§ WHAT IS EXPECTED: Reproduce the audio augmentation commit below in full, character for character, keeping every line intact.

§ SELECTED TEXT:
—————

Add audio augmentation to wavfile_dataset, utility to test audio similary

2021-08-05 22:14:49 -06:00 · 2021-08-05 22:14:49 -06:00 · d120e1aa99
commit d120e1aa99
parent c0f61a2e15
6 changed files with 124 additions and 12 deletions
--- a/codes/data/audio/wav_aug.py
+++ b/codes/data/audio/wav_aug.py
@ -0,0 +1,60 @@
+import random
+
+import torch
+import torchaudio.sox_effects
+
+from models.tacotron2.taco_utils import load_wav_to_torch
+
+
+# Returns random double on [l,h] as a string
+def rdstr(l=0,h=1):
+    assert h > l
+    i=h-l
+    return str(random.random() * i + l)
+
+
+# Returns a randint on [s,e] as a string
+def rdi(e, s=0):
+    return str(random.randint(s,e))
+
+
+class WavAugmentor:
+    def __init__(self):
+        pass
+
+    def augment(self, wav, sample_rate):
+        speed_effect = ['speed', rdstr(.7, 1)]
+        band_effects = [
+            ['reverb', '-w'],
+            ['reverb'],
+            ['band', rdi(8000, 3000), rdi(1000, 100)],
+            ['bandpass', rdi(8000, 3000), rdi(1000, 100)],
+            ['bass', rdi(20,-20)],
+            ['treble', rdi(20,-20)],
+            ['dither'],
+            ['equalizer', rdi(3000, 100), rdi(1000, 100), rdi(10, -10)],
+            ['hilbert'],
+            ['sinc', '3k'],
+            ['sinc', '-4k'],
+            ['sinc', '3k-4k']
+        ]
+        band_effect = random.choice(band_effects)

—————

§ MATERIAL PROVIDED:
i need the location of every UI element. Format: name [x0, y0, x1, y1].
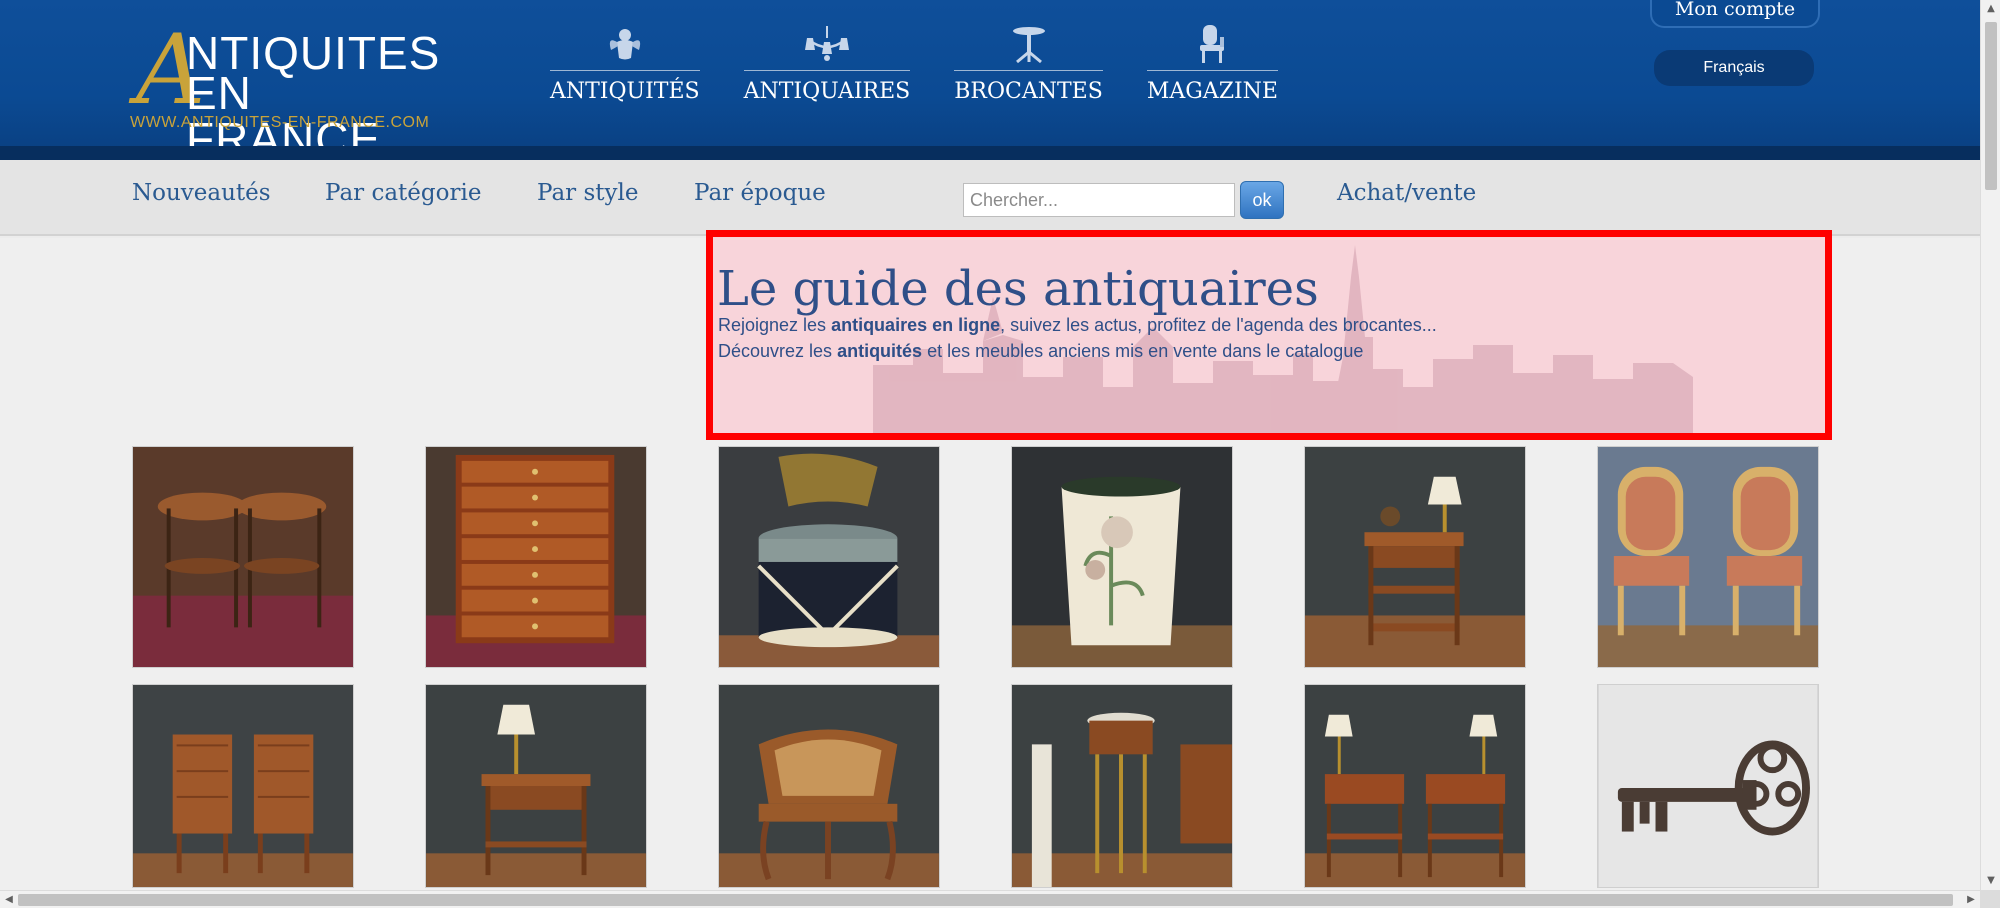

—————

§ WRITTEN ANSWER:
Add audio augmentation to wavfile_dataset, utility to test audio similary

2021-08-05 22:14:49 -06:00 · 2021-08-05 22:14:49 -06:00 · d120e1aa99
commit d120e1aa99
parent c0f61a2e15
6 changed files with 124 additions and 12 deletions
--- a/codes/data/audio/wav_aug.py
+++ b/codes/data/audio/wav_aug.py
@ -0,0 +1,60 @@
+import random
+
+import torch
+import torchaudio.sox_effects
+
+from models.tacotron2.taco_utils import load_wav_to_torch
+
+
+# Returns random double on [l,h] as a string
+def rdstr(l=0,h=1):
+    assert h > l
+    i=h-l
+    return str(random.random() * i + l)
+
+
+# Returns a randint on [s,e] as a string
+def rdi(e, s=0):
+    return str(random.randint(s,e))
+
+
+class WavAugmentor:
+    def __init__(self):
+        pass
+
+    def augment(self, wav, sample_rate):
+        speed_effect = ['speed', rdstr(.7, 1)]
+        band_effects = [
+            ['reverb', '-w'],
+            ['reverb'],
+            ['band', rdi(8000, 3000), rdi(1000, 100)],
+            ['bandpass', rdi(8000, 3000), rdi(1000, 100)],
+            ['bass', rdi(20,-20)],
+            ['treble', rdi(20,-20)],
+            ['dither'],
+            ['equalizer', rdi(3000, 100), rdi(1000, 100), rdi(10, -10)],
+            ['hilbert'],
+            ['sinc', '3k'],
+            ['sinc', '-4k'],
+            ['sinc', '3k-4k']
+        ]
+        band_effect = random.choice(band_effects)